[QUOTED PASSAGE]:
....

Background information
- Genres: Jazz fusion
- Years active: 1986–2017
- Labels: Stretch, GRP
- Members: Chick Corea; John Patitucci; Frank Gambale; Dave Weckl; Eric Marienthal;
- Past members: Scott Henderson; Carlos Rios; Gary Novak; Jimmy Earl; Mike Miller; Jamie Glaser; Mike Pope; Ric Fierabracci;

= Chick Corea Elektric Band =

Jazz fusion band

Chick Corea Elektric Band was a jazz fusion band, led by keyboardist and pianist Chick Corea and founded in 1986 in New York City. The band was nominated twice at the Grammy Awards. The sixth band album,Chick Corea Elektric Band II - Paint the World and released in 1993, received an additional nomination the next year. The group reunited in 2003, and Corea died in 2021.

== History ==
===Original lineup and first two albums===
The band's first line up formed in 1985 and consisted of Dave Weckl (drums) and John Patitucci (bass) alongside Corea. The band recorded and released their eponymous first album in 1986 which included Carlos Rios and Scott Henderson on guitars.

The band’s typical line-up was cemented in 1987's Light Years, with Frank Gambale replacing Scott Henderson as a full time member, and saxophonist Eric Marienthal joining the group.

===Third and fourth album===
The third album was Eye of the Beholder, released in 1988. The material for the fourth album, Inside Out, was released in 1990. The last album featuring the band's traditional line-up was Beneath the Mask, released in 1991.

===Fifth album and new lineup ===
For the next album, Elektric Band II: Paint the World released in 1993, only Corea and Marienthal returned from the original line-up. Gary Novak became the new drummer, Jimmy Earl took the bass, and Mike Miller played guitar. The album's style is jazz-oriented.

===The tribute album and return of original lineup===
In 1996, the band, together with Steve Vai's Monsters, recorded a version of "The Rumble" from West Side Story for the tribute album The Songs of West Side Story; this saw Weckl and Gambale returning. John Patitucci returned in 2004, restoring the band to its original lineup for To the Stars.

===Last band tour and Corea's death===
The band’s last tour took place in 2018.

Corea died of cancer at his home in the Tampa Bay area of Florida on February 9, 2021, at age 79; he had only recently been diagnosed.

==Discography==
===Studio albums===
- The Chick Corea Elektric Band (1986)
- Light Years (1987)
- Eye of the Beholder (1988)
- Inside Out (1990)
- Beneath the Mask (1991)
- Elektric Band II: Paint the World (1993)
- To the Stars (2004)

===Live albums===
- Live from Elario's (The First Gig) (rec. 1985, rel. 1996)
- Live in Tokyo 1987 (rec. 1987, rel 2017).

....

[INFORMATION SHOWN]:
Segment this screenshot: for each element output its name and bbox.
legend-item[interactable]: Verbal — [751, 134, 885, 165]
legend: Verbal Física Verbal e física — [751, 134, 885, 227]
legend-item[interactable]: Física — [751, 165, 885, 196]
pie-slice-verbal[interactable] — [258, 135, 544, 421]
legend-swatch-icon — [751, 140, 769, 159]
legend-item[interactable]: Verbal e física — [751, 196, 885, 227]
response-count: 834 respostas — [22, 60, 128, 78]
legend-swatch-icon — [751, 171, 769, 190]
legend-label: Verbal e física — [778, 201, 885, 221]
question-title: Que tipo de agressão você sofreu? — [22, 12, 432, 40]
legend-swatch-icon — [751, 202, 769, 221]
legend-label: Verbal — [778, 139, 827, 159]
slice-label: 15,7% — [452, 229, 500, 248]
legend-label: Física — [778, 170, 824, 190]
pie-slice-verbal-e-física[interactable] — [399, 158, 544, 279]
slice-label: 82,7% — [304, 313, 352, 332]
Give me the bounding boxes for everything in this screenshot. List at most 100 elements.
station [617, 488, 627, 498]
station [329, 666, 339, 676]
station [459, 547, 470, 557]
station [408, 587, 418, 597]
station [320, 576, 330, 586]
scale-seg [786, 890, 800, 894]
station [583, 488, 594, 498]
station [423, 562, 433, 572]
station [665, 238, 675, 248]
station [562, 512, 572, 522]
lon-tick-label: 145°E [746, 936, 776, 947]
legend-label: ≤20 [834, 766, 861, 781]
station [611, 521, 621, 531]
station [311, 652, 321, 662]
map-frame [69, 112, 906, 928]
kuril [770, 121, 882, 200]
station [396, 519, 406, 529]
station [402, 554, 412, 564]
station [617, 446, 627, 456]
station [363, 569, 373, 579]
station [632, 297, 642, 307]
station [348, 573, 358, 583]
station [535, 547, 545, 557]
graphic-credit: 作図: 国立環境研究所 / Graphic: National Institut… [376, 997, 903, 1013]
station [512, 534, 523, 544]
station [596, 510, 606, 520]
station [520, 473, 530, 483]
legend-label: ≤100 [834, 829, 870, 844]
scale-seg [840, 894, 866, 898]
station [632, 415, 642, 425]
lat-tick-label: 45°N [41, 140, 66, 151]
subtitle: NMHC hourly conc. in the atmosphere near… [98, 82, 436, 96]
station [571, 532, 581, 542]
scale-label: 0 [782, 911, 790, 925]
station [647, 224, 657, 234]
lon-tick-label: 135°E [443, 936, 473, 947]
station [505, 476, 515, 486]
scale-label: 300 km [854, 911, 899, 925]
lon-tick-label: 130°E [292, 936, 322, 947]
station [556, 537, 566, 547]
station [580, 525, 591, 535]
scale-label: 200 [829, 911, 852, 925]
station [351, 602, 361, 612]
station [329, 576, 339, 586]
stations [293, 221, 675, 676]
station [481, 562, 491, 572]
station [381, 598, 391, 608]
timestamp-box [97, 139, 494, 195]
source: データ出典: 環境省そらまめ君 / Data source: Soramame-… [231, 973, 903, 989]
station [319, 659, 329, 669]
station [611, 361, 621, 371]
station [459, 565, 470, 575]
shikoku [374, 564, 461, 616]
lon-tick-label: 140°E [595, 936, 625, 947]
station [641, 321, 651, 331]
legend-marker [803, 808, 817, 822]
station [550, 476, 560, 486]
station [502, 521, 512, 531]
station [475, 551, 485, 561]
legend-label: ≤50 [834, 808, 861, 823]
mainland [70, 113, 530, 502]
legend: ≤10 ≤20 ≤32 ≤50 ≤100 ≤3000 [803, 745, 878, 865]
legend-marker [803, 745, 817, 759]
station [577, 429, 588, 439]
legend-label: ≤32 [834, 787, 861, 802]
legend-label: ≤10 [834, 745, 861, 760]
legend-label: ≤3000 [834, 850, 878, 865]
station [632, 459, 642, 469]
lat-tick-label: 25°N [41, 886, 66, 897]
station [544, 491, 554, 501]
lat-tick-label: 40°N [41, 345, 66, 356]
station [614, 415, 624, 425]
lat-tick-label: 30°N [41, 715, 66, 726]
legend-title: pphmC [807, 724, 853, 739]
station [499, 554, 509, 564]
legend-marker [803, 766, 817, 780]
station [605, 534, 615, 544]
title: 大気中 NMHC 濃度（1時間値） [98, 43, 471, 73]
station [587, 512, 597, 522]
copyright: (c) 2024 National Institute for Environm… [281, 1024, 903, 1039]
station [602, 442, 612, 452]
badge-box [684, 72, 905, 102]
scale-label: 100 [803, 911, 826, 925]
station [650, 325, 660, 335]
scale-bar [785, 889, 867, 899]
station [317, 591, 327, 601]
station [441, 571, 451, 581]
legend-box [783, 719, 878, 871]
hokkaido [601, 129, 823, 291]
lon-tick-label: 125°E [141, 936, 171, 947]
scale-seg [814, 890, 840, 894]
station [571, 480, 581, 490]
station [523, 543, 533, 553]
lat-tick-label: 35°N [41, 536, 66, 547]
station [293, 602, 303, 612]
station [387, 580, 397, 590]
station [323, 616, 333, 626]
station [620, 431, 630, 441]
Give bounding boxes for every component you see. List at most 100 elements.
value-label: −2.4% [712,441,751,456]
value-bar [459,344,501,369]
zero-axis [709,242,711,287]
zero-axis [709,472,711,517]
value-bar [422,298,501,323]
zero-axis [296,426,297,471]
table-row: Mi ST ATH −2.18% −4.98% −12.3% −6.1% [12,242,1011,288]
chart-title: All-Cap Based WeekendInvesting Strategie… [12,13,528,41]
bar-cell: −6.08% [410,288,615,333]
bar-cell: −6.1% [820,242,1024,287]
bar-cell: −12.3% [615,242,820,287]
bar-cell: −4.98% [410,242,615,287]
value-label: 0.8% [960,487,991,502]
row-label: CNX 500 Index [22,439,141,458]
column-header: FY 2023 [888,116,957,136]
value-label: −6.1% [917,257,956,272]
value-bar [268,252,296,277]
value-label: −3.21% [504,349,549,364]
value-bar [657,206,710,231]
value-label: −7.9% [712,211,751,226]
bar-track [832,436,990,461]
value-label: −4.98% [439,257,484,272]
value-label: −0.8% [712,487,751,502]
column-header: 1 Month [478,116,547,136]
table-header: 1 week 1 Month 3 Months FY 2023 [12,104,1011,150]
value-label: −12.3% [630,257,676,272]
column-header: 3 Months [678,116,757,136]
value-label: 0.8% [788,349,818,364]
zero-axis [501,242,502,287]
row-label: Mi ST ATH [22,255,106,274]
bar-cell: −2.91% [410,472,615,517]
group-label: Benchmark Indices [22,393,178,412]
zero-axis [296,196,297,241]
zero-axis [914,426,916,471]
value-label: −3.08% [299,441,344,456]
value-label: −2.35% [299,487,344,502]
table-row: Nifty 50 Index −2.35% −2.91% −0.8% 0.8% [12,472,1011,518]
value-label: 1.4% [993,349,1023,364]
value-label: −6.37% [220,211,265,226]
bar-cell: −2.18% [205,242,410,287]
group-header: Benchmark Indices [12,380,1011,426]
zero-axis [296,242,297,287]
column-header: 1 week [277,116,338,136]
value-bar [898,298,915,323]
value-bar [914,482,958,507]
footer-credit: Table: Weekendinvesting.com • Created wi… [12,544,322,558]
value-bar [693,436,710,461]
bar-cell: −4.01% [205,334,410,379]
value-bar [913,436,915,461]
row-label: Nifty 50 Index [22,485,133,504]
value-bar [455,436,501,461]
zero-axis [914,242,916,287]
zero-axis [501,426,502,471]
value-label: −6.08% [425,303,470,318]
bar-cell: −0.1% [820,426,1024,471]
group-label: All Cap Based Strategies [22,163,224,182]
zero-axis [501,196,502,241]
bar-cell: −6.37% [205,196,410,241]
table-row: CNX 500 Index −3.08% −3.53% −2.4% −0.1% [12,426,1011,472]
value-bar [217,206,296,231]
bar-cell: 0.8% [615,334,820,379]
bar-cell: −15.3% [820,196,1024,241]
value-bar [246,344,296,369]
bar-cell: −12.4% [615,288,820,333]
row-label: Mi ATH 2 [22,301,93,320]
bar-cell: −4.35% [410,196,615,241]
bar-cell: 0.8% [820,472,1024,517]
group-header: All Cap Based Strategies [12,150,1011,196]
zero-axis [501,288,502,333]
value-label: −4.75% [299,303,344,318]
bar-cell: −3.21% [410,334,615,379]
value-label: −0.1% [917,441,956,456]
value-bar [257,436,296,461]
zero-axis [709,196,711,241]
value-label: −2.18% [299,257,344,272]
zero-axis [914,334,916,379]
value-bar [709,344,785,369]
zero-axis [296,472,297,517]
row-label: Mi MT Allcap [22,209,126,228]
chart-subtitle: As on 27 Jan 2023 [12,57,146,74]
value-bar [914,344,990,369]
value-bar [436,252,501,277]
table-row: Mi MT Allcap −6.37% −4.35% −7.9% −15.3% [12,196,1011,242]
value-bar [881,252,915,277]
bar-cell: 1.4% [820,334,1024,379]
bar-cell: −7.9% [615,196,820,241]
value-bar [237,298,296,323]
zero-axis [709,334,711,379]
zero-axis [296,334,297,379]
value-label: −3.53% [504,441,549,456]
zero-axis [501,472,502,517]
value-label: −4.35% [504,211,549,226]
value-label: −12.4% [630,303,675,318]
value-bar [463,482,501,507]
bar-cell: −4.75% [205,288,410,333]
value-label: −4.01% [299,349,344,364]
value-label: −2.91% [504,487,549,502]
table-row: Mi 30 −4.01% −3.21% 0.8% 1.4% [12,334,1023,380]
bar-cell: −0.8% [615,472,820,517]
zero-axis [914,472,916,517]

....

[PROBLEM DETAILS]:
Using the text on the Chick Corea Elektric Band, explain why Beneath the Mask was the last album with the band's traditional line-up.

[RESULT OF THIS EXERCISE]:
On the next album, Elektric Band II: Paint the World (1993), Corea and Marienthal were the only returning members. Gary Novak took over the drums, Jimmy Earl the bass, and Mike Miller the guitar.